**Given task**
Reproduce every entry exactly and leave its pictures out.
**** Provided information ****
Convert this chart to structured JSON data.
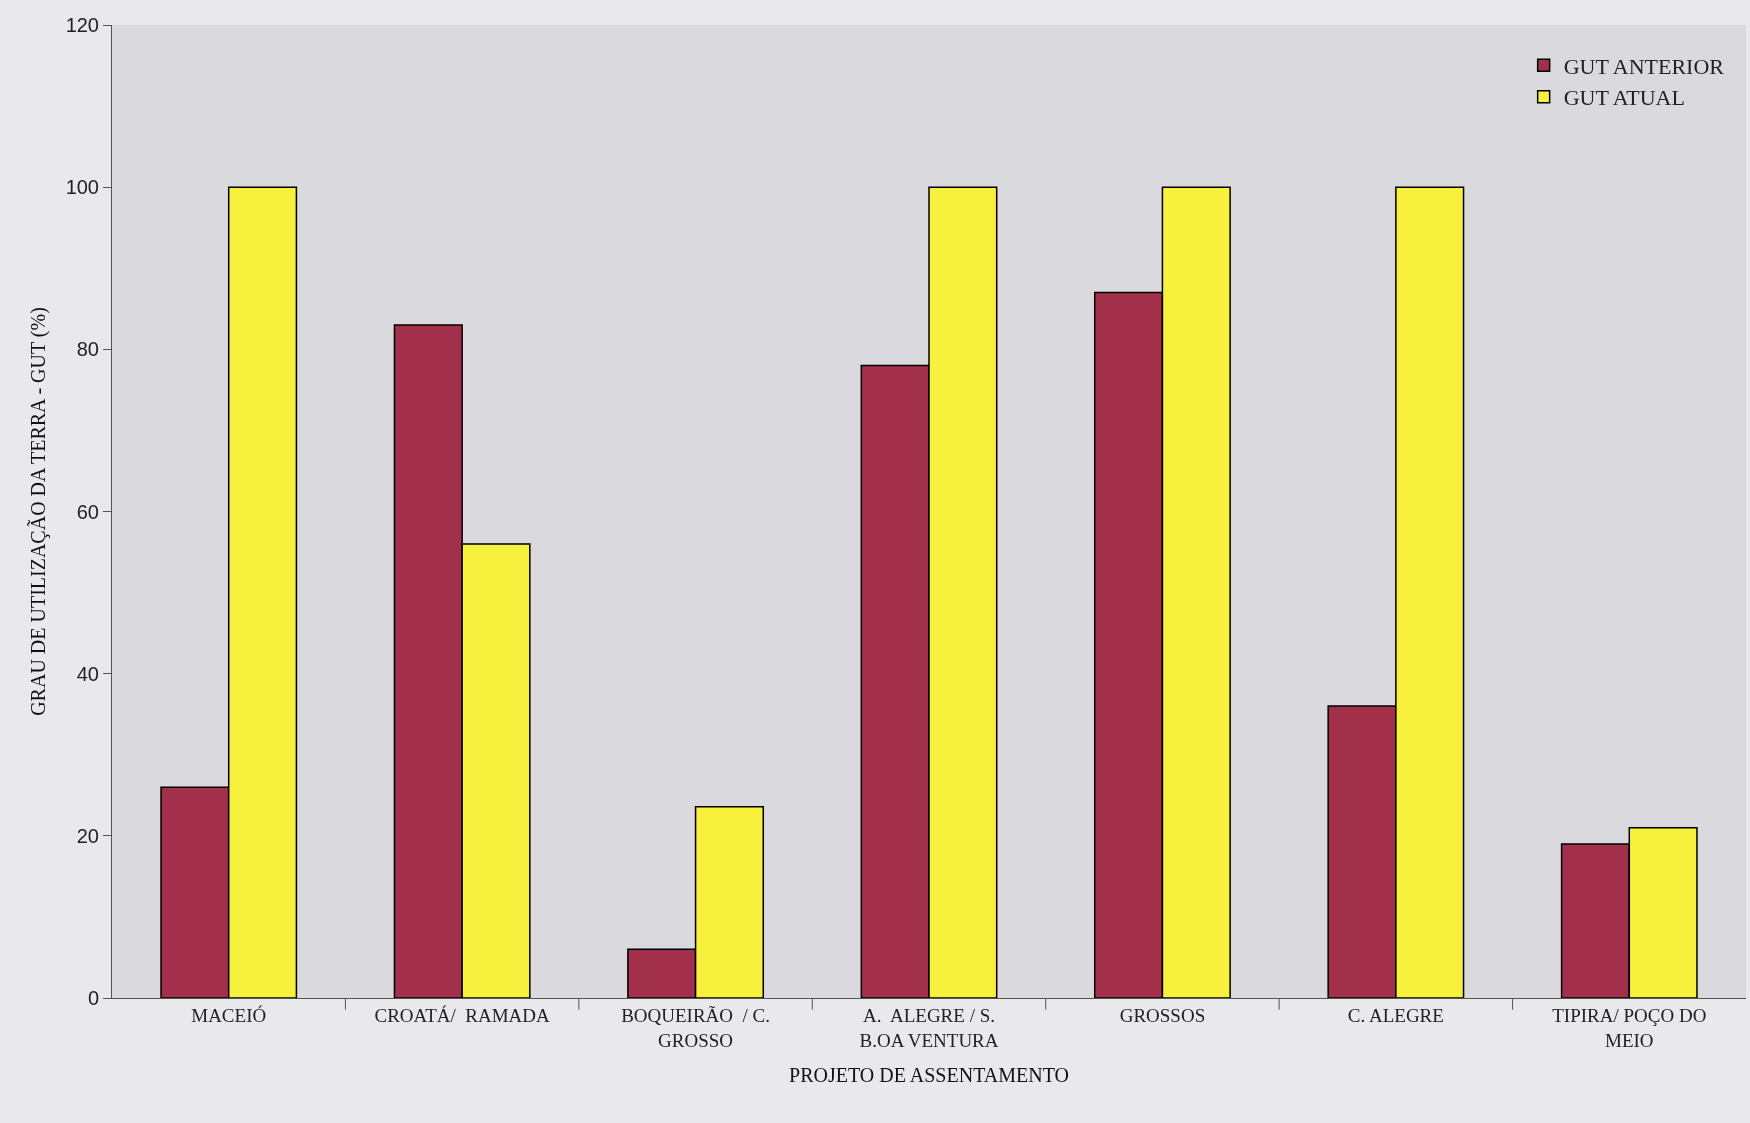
{
  "chart_data": {
    "type": "bar",
    "xlabel": "PROJETO DE ASSENTAMENTO",
    "ylabel": "GRAU DE UTILIZAÇÃO DA TERRA - GUT (%)",
    "categories": [
      "MACEIÓ",
      "CROATÁ/  RAMADA",
      "BOQUEIRÃO  / C.\nGROSSO",
      "A.  ALEGRE / S.\nB.OA VENTURA",
      "GROSSOS",
      "C. ALEGRE",
      "TIPIRA/ POÇO DO\nMEIO"
    ],
    "series": [
      {
        "name": "GUT ANTERIOR",
        "color": "#a3304a",
        "values": [
          26,
          83,
          6,
          78,
          87,
          36,
          19
        ]
      },
      {
        "name": "GUT ATUAL",
        "color": "#f7f03c",
        "values": [
          100,
          56,
          23.6,
          100,
          100,
          100,
          21
        ]
      }
    ],
    "ylim": [
      0,
      120
    ],
    "yticks": [
      0,
      20,
      40,
      60,
      80,
      100,
      120
    ],
    "grid": false,
    "legend": "top right"
  }
}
****
**Complete response**
Convert this chart to structured JSON data.
{
  "chart_data": {
    "type": "bar",
    "xlabel": "PROJETO DE ASSENTAMENTO",
    "ylabel": "GRAU DE UTILIZAÇÃO DA TERRA - GUT (%)",
    "categories": [
      "MACEIÓ",
      "CROATÁ/  RAMADA",
      "BOQUEIRÃO  / C.\nGROSSO",
      "A.  ALEGRE / S.\nB.OA VENTURA",
      "GROSSOS",
      "C. ALEGRE",
      "TIPIRA/ POÇO DO\nMEIO"
    ],
    "series": [
      {
        "name": "GUT ANTERIOR",
        "color": "#a3304a",
        "values": [
          26,
          83,
          6,
          78,
          87,
          36,
          19
        ]
      },
      {
        "name": "GUT ATUAL",
        "color": "#f7f03c",
        "values": [
          100,
          56,
          23.6,
          100,
          100,
          100,
          21
        ]
      }
    ],
    "ylim": [
      0,
      120
    ],
    "yticks": [
      0,
      20,
      40,
      60,
      80,
      100,
      120
    ],
    "grid": false,
    "legend": "top right"
  }
}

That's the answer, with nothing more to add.